Data entries:
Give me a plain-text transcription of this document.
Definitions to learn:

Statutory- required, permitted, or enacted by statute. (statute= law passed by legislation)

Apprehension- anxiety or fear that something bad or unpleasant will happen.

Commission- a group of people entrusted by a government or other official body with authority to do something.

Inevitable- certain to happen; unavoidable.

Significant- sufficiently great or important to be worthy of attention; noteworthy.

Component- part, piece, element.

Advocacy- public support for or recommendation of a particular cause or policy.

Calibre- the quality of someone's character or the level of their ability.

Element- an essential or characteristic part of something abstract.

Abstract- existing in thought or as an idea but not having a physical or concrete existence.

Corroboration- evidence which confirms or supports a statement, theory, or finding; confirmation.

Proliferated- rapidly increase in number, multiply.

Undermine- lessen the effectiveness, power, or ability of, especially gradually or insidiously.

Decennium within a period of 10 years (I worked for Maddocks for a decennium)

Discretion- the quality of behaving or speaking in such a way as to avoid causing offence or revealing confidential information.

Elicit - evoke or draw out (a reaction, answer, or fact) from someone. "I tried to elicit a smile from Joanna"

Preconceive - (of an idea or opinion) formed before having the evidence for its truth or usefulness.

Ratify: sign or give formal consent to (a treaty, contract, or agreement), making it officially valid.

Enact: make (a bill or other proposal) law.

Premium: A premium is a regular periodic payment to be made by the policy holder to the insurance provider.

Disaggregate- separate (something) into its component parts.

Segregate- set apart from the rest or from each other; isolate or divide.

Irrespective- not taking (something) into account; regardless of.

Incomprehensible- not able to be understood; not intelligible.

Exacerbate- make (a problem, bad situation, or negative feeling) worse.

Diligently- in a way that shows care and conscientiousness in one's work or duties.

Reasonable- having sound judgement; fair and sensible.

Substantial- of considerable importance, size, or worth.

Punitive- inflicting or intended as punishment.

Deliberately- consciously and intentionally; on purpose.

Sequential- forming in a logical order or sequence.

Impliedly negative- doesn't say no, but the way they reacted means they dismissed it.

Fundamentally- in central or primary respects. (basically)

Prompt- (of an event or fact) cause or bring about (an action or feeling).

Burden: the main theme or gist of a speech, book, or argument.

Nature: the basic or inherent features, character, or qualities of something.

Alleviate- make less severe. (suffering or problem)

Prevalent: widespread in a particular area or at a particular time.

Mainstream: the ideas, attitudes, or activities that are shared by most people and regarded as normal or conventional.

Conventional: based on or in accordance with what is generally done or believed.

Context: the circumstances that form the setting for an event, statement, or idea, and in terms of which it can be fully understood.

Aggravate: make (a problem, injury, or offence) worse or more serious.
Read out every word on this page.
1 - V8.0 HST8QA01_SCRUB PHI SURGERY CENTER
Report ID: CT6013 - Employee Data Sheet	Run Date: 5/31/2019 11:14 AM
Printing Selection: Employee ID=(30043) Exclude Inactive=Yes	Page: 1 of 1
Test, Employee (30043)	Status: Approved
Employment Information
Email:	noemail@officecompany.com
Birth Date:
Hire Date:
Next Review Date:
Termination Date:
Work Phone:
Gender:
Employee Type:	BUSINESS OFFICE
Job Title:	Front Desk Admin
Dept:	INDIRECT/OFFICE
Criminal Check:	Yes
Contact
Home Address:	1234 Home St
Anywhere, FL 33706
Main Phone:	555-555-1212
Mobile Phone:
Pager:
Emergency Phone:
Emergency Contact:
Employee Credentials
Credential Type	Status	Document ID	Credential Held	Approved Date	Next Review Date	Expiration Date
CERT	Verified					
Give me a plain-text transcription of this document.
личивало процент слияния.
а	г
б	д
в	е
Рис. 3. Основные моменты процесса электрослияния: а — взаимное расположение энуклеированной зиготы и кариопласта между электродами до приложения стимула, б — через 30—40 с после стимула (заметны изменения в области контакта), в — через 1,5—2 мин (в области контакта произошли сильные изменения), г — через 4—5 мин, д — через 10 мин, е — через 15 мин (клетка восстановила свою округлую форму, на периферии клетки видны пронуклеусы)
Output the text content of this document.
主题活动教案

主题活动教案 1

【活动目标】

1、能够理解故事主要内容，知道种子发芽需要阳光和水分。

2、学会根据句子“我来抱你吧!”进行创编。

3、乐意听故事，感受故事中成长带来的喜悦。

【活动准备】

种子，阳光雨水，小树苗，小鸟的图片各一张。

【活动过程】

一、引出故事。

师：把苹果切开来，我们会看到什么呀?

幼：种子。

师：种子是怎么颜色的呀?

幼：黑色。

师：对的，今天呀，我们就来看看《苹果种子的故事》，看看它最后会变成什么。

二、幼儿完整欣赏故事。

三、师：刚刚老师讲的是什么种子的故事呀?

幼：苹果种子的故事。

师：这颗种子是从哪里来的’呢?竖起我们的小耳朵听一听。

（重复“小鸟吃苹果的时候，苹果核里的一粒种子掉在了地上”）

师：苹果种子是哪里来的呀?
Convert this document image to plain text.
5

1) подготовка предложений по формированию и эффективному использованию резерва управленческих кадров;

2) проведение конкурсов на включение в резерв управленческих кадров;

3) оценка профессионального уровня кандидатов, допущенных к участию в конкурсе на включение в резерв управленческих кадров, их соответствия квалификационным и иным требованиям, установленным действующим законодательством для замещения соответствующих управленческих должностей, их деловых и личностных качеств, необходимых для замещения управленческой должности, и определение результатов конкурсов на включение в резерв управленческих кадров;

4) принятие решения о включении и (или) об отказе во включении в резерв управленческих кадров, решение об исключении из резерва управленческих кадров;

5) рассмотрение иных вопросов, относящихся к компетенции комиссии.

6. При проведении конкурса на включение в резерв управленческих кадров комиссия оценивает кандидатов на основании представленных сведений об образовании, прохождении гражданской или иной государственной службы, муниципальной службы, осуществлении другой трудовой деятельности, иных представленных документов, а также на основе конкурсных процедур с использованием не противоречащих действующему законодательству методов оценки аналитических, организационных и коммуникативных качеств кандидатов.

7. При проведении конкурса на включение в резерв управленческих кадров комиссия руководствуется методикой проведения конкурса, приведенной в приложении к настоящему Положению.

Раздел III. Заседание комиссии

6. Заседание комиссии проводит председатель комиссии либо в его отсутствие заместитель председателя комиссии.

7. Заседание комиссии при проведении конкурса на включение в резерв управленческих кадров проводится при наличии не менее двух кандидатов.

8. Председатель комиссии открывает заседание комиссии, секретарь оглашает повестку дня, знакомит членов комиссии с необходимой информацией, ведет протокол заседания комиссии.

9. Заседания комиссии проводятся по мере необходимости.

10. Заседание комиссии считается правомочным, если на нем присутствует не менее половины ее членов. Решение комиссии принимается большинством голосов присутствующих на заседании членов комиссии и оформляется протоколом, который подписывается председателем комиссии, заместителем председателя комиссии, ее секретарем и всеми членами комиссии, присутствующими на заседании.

WHAT IS NEEDED: Go through the listing and print each line exactly as it appears.

RESPONSE FOR THIS EXERCISE:
Give me a plain-text transcription of this document.
Definitions to learn:

Statutory- required, permitted, or enacted by statute. (statute= law passed by legislation)

Apprehension- anxiety or fear that something bad or unpleasant will happen.

Commission- a group of people entrusted by a government or other official body with authority to do something.

Inevitable- certain to happen; unavoidable.

Significant- sufficiently great or important to be worthy of attention; noteworthy.

Component- part, piece, element.

Advocacy- public support for or recommendation of a particular cause or policy.

Calibre- the quality of someone's character or the level of their ability.

Element- an essential or characteristic part of something abstract.

Abstract- existing in thought or as an idea but not having a physical or concrete existence.

Corroboration- evidence which confirms or supports a statement, theory, or finding; confirmation.

Proliferated- rapidly increase in number, multiply.

Undermine- lessen the effectiveness, power, or ability of, especially gradually or insidiously.

Decennium within a period of 10 years (I worked for Maddocks for a decennium)

Discretion- the quality of behaving or speaking in such a way as to avoid causing offence or revealing confidential information.

Elicit - evoke or draw out (a reaction, answer, or fact) from someone. "I tried to elicit a smile from Joanna"

Preconceive - (of an idea or opinion) formed before having the evidence for its truth or usefulness.

Ratify: sign or give formal consent to (a treaty, contract, or agreement), making it officially valid.

Enact: make (a bill or other proposal) law.

Premium: A premium is a regular periodic payment to be made by the policy holder to the insurance provider.

Disaggregate- separate (something) into its component parts.

Segregate- set apart from the rest or from each other; isolate or divide.

Irrespective- not taking (something) into account; regardless of.

Incomprehensible- not able to be understood; not intelligible.

Exacerbate- make (a problem, bad situation, or negative feeling) worse.

Diligently- in a way that shows care and conscientiousness in one's work or duties.

Reasonable- having sound judgement; fair and sensible.

Substantial- of considerable importance, size, or worth.

Punitive- inflicting or intended as punishment.

Deliberately- consciously and intentionally; on purpose.

Sequential- forming in a logical order or sequence.

Impliedly negative- doesn't say no, but the way they reacted means they dismissed it.

Fundamentally- in central or primary respects. (basically)

Prompt- (of an event or fact) cause or bring about (an action or feeling).

Burden: the main theme or gist of a speech, book, or argument.

Nature: the basic or inherent features, character, or qualities of something.

Alleviate- make less severe. (suffering or problem)

Prevalent: widespread in a particular area or at a particular time.

Mainstream: the ideas, attitudes, or activities that are shared by most people and regarded as normal or conventional.

Conventional: based on or in accordance with what is generally done or believed.

Context: the circumstances that form the setting for an event, statement, or idea, and in terms of which it can be fully understood.

Aggravate: make (a problem, injury, or offence) worse or more serious.
Read out every word on this page.
1 - V8.0 HST8QA01_SCRUB PHI SURGERY CENTER
Report ID: CT6013 - Employee Data Sheet	Run Date: 5/31/2019 11:14 AM
Printing Selection: Employee ID=(30043) Exclude Inactive=Yes	Page: 1 of 1
Test, Employee (30043)	Status: Approved
Employment Information
Email:	noemail@officecompany.com
Birth Date:
Hire Date:
Next Review Date:
Termination Date:
Work Phone:
Gender:
Employee Type:	BUSINESS OFFICE
Job Title:	Front Desk Admin
Dept:	INDIRECT/OFFICE
Criminal Check:	Yes
Contact
Home Address:	1234 Home St
Anywhere, FL 33706
Main Phone:	555-555-1212
Mobile Phone:
Pager:
Emergency Phone:
Emergency Contact:
Employee Credentials
Credential Type	Status	Document ID	Credential Held	Approved Date	Next Review Date	Expiration Date
CERT	Verified					
Give me a plain-text transcription of this document.
личивало процент слияния.
а	г
б	д
в	е
Рис. 3. Основные моменты процесса электрослияния: а — взаимное расположение энуклеированной зиготы и кариопласта между электродами до приложения стимула, б — через 30—40 с после стимула (заметны изменения в области контакта), в — через 1,5—2 мин (в области контакта произошли сильные изменения), г — через 4—5 мин, д — через 10 мин, е — через 15 мин (клетка восстановила свою округлую форму, на периферии клетки видны пронуклеусы)
Output the text content of this document.
主题活动教案

主题活动教案 1

【活动目标】

1、能够理解故事主要内容，知道种子发芽需要阳光和水分。

2、学会根据句子“我来抱你吧!”进行创编。

3、乐意听故事，感受故事中成长带来的喜悦。

【活动准备】

种子，阳光雨水，小树苗，小鸟的图片各一张。

【活动过程】

一、引出故事。

师：把苹果切开来，我们会看到什么呀?

幼：种子。

师：种子是怎么颜色的呀?

幼：黑色。

师：对的，今天呀，我们就来看看《苹果种子的故事》，看看它最后会变成什么。

二、幼儿完整欣赏故事。

三、师：刚刚老师讲的是什么种子的故事呀?

幼：苹果种子的故事。

师：这颗种子是从哪里来的’呢?竖起我们的小耳朵听一听。

（重复“小鸟吃苹果的时候，苹果核里的一粒种子掉在了地上”）

师：苹果种子是哪里来的呀?
Convert this document image to plain text.
5

1) подготовка предложений по формированию и эффективному использованию резерва управленческих кадров;

2) проведение конкурсов на включение в резерв управленческих кадров;

3) оценка профессионального уровня кандидатов, допущенных к участию в конкурсе на включение в резерв управленческих кадров, их соответствия квалификационным и иным требованиям, установленным действующим законодательством для замещения соответствующих управленческих должностей, их деловых и личностных качеств, необходимых для замещения управленческой должности, и определение результатов конкурсов на включение в резерв управленческих кадров;

4) принятие решения о включении и (или) об отказе во включении в резерв управленческих кадров, решение об исключении из резерва управленческих кадров;

5) рассмотрение иных вопросов, относящихся к компетенции комиссии.

6. При проведении конкурса на включение в резерв управленческих кадров комиссия оценивает кандидатов на основании представленных сведений об образовании, прохождении гражданской или иной государственной службы, муниципальной службы, осуществлении другой трудовой деятельности, иных представленных документов, а также на основе конкурсных процедур с использованием не противоречащих действующему законодательству методов оценки аналитических, организационных и коммуникативных качеств кандидатов.

7. При проведении конкурса на включение в резерв управленческих кадров комиссия руководствуется методикой проведения конкурса, приведенной в приложении к настоящему Положению.

Раздел III. Заседание комиссии

6. Заседание комиссии проводит председатель комиссии либо в его отсутствие заместитель председателя комиссии.

7. Заседание комиссии при проведении конкурса на включение в резерв управленческих кадров проводится при наличии не менее двух кандидатов.

8. Председатель комиссии открывает заседание комиссии, секретарь оглашает повестку дня, знакомит членов комиссии с необходимой информацией, ведет протокол заседания комиссии.

9. Заседания комиссии проводятся по мере необходимости.

10. Заседание комиссии считается правомочным, если на нем присутствует не менее половины ее членов. Решение комиссии принимается большинством голосов присутствующих на заседании членов комиссии и оформляется протоколом, который подписывается председателем комиссии, заместителем председателя комиссии, ее секретарем и всеми членами комиссии, присутствующими на заседании.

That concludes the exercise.